Records for the exercise:
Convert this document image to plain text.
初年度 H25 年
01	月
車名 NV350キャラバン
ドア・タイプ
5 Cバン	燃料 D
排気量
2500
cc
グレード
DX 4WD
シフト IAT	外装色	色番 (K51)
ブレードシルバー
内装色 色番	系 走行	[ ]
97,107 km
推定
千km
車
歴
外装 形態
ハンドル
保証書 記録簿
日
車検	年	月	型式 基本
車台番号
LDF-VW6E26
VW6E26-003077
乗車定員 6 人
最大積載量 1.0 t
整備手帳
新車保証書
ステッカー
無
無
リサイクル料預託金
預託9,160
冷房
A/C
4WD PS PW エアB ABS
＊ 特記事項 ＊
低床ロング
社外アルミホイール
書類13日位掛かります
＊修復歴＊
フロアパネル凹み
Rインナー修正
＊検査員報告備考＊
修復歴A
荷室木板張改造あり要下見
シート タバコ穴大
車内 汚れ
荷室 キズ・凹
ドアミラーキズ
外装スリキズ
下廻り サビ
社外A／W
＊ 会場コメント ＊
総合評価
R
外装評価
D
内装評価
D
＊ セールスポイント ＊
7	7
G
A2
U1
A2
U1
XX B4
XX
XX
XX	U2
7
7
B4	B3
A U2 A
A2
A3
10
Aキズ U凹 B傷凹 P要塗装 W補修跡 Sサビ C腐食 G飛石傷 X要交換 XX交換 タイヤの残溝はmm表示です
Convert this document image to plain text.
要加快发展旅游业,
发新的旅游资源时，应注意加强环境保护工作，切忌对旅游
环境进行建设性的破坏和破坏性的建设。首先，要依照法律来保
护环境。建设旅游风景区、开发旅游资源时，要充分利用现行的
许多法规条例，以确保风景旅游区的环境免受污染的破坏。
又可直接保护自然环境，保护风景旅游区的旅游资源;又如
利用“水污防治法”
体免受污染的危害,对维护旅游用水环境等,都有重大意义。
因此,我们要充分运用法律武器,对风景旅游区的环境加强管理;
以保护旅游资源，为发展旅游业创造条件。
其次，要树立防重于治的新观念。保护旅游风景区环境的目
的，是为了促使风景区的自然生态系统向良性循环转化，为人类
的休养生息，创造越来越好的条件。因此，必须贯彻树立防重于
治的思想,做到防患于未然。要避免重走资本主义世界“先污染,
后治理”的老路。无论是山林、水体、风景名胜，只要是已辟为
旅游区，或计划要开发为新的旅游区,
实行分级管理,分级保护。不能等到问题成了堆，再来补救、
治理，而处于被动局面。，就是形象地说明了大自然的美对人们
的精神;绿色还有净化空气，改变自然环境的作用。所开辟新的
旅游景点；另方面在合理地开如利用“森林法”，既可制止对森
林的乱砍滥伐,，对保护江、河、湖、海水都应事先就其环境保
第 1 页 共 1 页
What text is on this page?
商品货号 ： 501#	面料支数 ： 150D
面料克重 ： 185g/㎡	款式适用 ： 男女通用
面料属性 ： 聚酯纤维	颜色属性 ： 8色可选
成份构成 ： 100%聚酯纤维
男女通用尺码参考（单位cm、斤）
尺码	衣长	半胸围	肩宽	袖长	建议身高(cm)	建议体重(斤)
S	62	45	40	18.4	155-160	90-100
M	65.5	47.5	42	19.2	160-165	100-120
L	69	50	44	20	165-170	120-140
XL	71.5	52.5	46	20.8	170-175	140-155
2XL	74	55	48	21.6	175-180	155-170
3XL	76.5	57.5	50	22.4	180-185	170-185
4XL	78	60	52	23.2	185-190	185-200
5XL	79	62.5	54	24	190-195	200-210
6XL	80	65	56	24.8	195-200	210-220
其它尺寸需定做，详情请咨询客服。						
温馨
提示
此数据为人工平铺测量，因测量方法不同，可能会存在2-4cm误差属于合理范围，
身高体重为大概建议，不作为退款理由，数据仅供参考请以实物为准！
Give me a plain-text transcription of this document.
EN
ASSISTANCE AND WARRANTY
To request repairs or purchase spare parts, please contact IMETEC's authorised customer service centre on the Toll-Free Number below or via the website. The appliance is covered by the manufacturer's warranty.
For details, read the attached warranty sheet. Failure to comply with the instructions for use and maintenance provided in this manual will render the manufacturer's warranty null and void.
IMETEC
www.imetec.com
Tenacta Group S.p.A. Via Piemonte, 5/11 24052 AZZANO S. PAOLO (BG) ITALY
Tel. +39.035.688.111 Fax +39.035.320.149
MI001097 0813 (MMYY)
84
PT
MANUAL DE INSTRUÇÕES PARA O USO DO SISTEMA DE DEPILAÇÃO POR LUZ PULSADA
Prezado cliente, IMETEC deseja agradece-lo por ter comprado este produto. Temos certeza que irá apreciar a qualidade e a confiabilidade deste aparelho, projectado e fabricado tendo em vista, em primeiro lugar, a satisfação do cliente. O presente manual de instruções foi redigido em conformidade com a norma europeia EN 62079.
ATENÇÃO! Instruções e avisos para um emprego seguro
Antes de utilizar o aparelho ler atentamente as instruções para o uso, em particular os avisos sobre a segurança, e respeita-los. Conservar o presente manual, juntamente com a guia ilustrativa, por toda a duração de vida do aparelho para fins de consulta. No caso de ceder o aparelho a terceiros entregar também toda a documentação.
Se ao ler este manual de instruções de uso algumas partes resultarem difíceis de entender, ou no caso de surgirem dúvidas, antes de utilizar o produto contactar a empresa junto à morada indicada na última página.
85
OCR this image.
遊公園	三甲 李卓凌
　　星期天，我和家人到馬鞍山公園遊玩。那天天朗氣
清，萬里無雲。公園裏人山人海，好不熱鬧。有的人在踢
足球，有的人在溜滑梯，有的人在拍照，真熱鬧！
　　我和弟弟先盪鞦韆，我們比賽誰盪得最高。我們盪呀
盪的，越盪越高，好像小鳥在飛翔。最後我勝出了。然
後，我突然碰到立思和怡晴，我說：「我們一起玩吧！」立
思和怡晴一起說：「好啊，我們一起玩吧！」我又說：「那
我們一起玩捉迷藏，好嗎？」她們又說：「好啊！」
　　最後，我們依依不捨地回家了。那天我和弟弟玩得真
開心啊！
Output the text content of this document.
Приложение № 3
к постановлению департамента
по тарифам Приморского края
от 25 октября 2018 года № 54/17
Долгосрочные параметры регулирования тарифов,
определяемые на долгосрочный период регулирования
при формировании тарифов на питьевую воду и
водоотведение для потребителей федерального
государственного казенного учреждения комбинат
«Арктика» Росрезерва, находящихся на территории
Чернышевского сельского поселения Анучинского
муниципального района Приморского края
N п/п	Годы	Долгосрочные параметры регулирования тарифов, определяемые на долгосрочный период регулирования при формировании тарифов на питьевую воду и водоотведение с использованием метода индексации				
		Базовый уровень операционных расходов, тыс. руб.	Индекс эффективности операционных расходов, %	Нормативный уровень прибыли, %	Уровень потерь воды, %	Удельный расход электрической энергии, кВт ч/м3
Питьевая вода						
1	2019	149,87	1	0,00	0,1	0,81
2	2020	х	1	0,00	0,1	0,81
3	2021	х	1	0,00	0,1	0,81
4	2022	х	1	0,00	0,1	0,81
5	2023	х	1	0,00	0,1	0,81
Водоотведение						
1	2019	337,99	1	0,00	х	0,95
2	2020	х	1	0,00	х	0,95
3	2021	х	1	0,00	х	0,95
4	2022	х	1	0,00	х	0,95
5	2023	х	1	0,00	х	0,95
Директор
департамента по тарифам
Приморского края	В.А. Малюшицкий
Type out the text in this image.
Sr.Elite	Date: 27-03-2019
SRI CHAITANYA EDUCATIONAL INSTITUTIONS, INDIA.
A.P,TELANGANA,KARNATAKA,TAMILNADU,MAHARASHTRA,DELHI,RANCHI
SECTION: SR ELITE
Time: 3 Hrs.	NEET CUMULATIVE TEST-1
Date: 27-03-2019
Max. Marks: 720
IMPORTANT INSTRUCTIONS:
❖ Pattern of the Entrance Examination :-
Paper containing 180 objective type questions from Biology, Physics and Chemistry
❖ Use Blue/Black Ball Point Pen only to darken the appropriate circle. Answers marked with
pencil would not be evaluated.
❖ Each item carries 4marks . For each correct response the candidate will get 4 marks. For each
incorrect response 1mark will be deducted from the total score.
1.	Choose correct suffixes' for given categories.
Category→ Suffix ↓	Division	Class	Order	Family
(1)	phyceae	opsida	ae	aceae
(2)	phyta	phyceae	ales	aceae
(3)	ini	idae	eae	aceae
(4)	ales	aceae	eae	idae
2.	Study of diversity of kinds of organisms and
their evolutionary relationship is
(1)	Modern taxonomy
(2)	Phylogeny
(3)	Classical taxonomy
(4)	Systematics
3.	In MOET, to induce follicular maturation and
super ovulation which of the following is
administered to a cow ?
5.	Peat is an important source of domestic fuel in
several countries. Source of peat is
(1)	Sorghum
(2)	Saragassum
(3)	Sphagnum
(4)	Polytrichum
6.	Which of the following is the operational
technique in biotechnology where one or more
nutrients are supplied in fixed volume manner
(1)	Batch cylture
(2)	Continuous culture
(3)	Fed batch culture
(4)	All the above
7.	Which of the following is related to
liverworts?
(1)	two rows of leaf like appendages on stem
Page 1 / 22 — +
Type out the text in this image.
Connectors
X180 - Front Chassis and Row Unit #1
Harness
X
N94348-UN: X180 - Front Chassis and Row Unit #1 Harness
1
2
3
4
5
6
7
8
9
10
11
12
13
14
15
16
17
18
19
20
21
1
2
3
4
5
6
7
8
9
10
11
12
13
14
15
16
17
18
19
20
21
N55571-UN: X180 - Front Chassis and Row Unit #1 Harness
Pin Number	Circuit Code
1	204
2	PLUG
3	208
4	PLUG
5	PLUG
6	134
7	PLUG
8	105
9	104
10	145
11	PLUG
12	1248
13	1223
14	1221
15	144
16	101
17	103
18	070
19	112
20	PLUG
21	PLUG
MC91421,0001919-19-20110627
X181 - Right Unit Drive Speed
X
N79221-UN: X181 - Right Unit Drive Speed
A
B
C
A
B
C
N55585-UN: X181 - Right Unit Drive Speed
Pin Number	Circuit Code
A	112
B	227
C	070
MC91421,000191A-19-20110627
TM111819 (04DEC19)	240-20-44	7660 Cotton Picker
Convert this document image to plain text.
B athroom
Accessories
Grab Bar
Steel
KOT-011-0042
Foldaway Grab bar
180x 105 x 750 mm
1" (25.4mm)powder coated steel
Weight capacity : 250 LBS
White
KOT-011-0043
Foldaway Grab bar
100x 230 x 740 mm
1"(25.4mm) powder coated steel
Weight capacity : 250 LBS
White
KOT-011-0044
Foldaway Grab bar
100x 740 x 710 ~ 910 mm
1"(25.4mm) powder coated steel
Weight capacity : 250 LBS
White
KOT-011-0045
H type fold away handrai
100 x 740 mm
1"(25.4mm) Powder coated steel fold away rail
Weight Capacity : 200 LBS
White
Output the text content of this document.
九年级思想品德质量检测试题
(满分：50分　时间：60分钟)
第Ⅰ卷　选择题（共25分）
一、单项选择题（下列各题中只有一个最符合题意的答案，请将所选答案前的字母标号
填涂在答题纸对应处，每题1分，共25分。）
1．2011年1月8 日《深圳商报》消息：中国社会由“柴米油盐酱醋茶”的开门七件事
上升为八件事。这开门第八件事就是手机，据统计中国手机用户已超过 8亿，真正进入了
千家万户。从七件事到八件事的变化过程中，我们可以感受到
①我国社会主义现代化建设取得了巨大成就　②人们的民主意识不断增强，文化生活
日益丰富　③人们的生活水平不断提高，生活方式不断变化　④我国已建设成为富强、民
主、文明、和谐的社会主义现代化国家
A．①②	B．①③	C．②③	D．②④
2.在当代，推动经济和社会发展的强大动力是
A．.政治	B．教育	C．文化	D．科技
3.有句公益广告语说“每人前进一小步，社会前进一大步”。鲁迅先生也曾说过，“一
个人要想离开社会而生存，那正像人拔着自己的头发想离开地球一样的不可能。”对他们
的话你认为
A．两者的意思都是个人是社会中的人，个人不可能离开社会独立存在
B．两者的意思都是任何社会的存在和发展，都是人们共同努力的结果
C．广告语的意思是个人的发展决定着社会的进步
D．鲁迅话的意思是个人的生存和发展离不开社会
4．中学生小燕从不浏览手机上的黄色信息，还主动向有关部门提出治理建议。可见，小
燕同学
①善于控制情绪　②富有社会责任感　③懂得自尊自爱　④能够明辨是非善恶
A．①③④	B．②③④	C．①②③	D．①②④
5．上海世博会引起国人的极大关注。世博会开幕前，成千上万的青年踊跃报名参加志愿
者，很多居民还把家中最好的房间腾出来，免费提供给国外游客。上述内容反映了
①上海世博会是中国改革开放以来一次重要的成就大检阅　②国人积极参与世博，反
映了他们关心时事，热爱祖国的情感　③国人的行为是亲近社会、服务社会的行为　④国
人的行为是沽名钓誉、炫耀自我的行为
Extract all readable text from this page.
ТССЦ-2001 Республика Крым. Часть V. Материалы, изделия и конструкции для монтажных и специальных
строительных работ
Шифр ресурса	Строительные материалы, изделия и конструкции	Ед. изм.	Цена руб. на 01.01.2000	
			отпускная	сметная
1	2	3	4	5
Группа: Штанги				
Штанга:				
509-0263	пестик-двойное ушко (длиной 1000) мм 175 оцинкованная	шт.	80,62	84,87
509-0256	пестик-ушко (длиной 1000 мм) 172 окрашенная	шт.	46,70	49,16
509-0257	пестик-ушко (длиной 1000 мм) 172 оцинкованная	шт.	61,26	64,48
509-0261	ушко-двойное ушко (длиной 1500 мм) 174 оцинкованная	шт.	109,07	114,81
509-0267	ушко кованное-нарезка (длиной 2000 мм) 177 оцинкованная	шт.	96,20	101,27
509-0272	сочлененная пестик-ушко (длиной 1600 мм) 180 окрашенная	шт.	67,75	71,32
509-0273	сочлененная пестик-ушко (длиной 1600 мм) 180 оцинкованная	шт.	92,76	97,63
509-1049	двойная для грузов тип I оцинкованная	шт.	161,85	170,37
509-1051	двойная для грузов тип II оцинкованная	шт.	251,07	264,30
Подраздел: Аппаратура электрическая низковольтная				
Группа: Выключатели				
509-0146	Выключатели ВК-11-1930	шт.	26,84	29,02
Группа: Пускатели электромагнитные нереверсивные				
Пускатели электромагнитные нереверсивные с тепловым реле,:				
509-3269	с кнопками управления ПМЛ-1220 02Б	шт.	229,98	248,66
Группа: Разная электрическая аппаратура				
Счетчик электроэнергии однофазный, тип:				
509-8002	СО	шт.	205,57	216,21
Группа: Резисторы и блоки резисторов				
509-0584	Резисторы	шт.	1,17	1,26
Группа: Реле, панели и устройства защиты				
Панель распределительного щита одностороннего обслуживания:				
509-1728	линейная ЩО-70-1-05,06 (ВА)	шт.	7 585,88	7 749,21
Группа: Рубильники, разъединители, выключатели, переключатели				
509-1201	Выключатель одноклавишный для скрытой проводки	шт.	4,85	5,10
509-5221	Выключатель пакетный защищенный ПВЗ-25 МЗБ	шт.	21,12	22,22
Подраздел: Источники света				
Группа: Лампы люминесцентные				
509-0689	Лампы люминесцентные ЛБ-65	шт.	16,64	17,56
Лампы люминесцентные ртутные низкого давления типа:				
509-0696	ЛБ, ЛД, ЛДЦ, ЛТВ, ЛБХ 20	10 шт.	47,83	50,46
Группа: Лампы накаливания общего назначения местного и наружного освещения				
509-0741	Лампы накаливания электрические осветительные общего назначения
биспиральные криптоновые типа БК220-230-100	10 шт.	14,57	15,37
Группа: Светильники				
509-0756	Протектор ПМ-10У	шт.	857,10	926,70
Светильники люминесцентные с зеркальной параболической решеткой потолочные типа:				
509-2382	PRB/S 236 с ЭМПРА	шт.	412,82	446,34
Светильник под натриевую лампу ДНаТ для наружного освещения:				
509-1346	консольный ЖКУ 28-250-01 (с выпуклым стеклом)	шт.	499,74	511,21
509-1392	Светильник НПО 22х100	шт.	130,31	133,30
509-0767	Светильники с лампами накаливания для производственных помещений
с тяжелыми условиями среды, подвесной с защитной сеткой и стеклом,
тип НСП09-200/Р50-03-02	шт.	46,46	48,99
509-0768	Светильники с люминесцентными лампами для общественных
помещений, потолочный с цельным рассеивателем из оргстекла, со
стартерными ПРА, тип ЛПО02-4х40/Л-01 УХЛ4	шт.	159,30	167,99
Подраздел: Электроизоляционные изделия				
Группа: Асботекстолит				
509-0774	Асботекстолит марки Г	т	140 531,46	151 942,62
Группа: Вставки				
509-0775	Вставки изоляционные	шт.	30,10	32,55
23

Given request: Copy each line in the data that holds the word "with".

Solution to this task:
For details, read the attached warranty sheet. Failure to comply with the instructions for use and maintenance provided in this manual will render the manufacturer's warranty null and void.
❖ Use Blue/Black Ball Point Pen only to darken the appropriate circle. Answers marked with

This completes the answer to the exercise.